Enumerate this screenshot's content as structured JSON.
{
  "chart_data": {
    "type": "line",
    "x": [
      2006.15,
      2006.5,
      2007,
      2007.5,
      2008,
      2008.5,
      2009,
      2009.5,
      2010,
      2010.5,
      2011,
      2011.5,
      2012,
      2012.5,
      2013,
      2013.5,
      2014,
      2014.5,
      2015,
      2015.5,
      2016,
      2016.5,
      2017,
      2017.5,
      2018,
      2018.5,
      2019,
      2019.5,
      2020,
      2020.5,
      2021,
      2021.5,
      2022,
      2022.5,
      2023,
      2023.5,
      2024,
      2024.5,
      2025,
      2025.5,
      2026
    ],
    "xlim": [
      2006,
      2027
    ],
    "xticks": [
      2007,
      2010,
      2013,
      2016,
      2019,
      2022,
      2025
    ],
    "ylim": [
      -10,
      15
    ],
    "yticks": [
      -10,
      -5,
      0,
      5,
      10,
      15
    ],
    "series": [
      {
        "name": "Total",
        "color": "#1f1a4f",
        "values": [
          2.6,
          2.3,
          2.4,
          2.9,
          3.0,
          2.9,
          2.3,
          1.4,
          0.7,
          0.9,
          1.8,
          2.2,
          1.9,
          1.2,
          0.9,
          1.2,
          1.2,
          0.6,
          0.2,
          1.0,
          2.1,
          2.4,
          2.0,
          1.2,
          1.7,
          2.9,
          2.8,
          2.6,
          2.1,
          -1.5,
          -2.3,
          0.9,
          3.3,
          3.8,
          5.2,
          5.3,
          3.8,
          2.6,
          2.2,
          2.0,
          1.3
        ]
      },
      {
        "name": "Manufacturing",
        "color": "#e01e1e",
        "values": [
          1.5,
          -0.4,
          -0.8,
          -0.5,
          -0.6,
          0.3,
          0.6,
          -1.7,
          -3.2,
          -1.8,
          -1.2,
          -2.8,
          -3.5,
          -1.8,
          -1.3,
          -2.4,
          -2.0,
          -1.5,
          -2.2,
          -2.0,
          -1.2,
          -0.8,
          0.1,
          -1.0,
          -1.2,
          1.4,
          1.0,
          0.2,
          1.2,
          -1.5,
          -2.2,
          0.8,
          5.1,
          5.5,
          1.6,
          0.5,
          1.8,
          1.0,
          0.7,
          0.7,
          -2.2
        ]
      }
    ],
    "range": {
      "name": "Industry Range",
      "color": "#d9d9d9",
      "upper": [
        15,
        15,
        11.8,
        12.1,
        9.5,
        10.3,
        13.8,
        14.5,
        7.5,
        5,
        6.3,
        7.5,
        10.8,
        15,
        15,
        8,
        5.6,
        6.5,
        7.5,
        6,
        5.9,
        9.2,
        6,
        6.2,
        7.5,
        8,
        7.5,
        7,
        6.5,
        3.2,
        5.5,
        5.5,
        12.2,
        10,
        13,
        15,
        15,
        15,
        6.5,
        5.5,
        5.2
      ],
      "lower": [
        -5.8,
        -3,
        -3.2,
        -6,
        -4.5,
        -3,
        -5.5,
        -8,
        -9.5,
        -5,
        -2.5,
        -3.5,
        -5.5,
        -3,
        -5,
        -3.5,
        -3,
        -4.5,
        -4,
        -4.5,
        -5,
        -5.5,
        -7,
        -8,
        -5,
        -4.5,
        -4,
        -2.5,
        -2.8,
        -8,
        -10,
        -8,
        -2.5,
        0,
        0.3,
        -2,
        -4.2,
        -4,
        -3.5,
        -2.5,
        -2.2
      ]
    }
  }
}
_ _ _ _ _ _ _
▸ What is expected
Look through the listing and extract every line with "name" in it.

▸ Response below
        "name": "Total",
        "name": "Manufacturing",
      "name": "Industry Range",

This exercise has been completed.